**REQUIREMENT**. Set each record down exactly, excluding all images.

A block of data
────────────────────
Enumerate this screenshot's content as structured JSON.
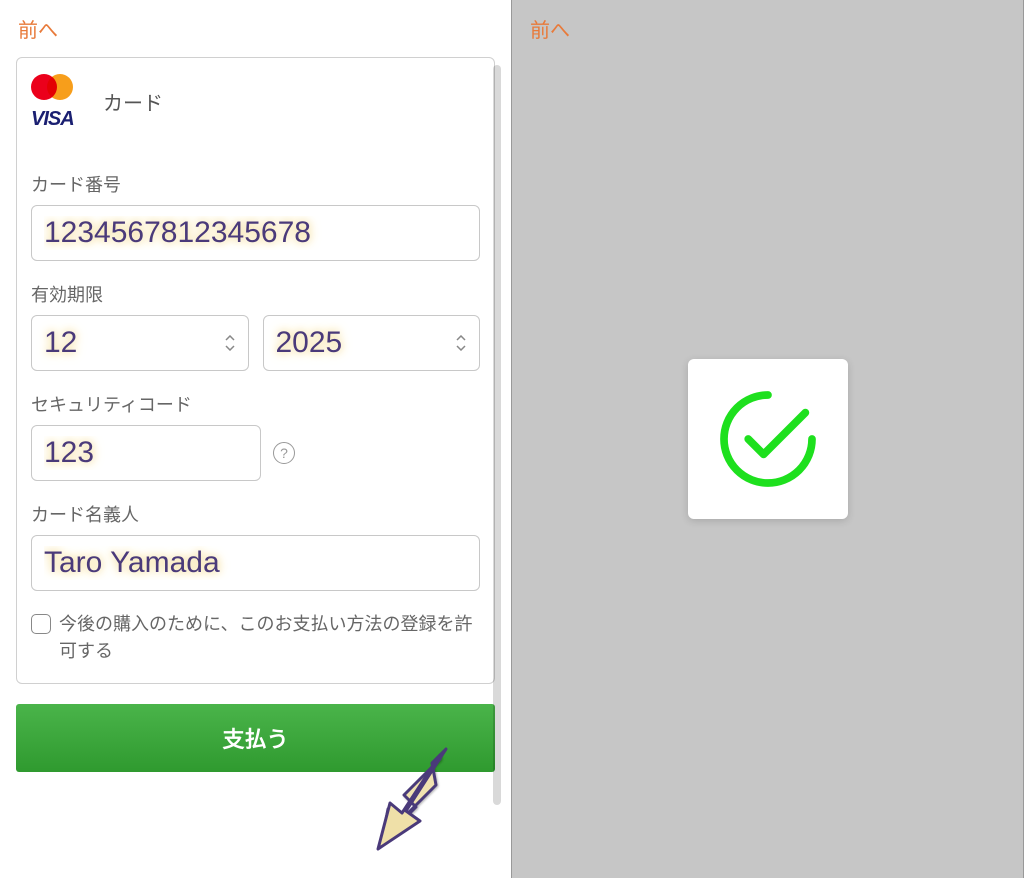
{
  "nav": {
    "back_label": "前へ"
  },
  "card_section": {
    "brand_label": "カード",
    "visa_text": "VISA"
  },
  "fields": {
    "card_number": {
      "label": "カード番号",
      "value": "1234567812345678"
    },
    "expiry": {
      "label": "有効期限",
      "month": "12",
      "year": "2025"
    },
    "cvv": {
      "label": "セキュリティコード",
      "value": "123"
    },
    "holder": {
      "label": "カード名義人",
      "value": "Taro Yamada"
    },
    "save_checkbox": {
      "label": "今後の購入のために、このお支払い方法の登録を許可する",
      "checked": false
    }
  },
  "actions": {
    "pay_label": "支払う"
  },
  "help": {
    "question_mark": "?"
  },
  "colors": {
    "accent": "#e87a3a",
    "pay_button": "#3aa23a",
    "input_text": "#4a3a7a",
    "success_green": "#1ee01e"
  }
}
────────────────────
**SOLUTION**.
Enumerate this screenshot's content as structured JSON.
{
  "nav": {
    "back_label": "前へ"
  },
  "card_section": {
    "brand_label": "カード",
    "visa_text": "VISA"
  },
  "fields": {
    "card_number": {
      "label": "カード番号",
      "value": "1234567812345678"
    },
    "expiry": {
      "label": "有効期限",
      "month": "12",
      "year": "2025"
    },
    "cvv": {
      "label": "セキュリティコード",
      "value": "123"
    },
    "holder": {
      "label": "カード名義人",
      "value": "Taro Yamada"
    },
    "save_checkbox": {
      "label": "今後の購入のために、このお支払い方法の登録を許可する",
      "checked": false
    }
  },
  "actions": {
    "pay_label": "支払う"
  },
  "help": {
    "question_mark": "?"
  },
  "colors": {
    "accent": "#e87a3a",
    "pay_button": "#3aa23a",
    "input_text": "#4a3a7a",
    "success_green": "#1ee01e"
  }
}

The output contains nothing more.